> [INSTRUCTION] Transcribe the records that follow, preserving every word.

> [TASK DATA]
◆ ◆ ◆

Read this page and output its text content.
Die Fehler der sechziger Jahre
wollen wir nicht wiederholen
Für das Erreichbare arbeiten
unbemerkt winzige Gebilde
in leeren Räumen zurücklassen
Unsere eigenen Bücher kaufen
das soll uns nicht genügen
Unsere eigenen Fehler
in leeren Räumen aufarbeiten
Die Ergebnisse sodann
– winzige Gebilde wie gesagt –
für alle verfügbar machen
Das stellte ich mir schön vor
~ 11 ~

◆ ◆ ◆

> [SOLUTION TO THIS TASK]
Read this page and output its text content.
Die Fehler der sechziger Jahre
wollen wir nicht wiederholen
Für das Erreichbare arbeiten
unbemerkt winzige Gebilde
in leeren Räumen zurücklassen
Unsere eigenen Bücher kaufen
das soll uns nicht genügen
Unsere eigenen Fehler
in leeren Räumen aufarbeiten
Die Ergebnisse sodann
– winzige Gebilde wie gesagt –
für alle verfügbar machen
Das stellte ich mir schön vor
~ 11 ~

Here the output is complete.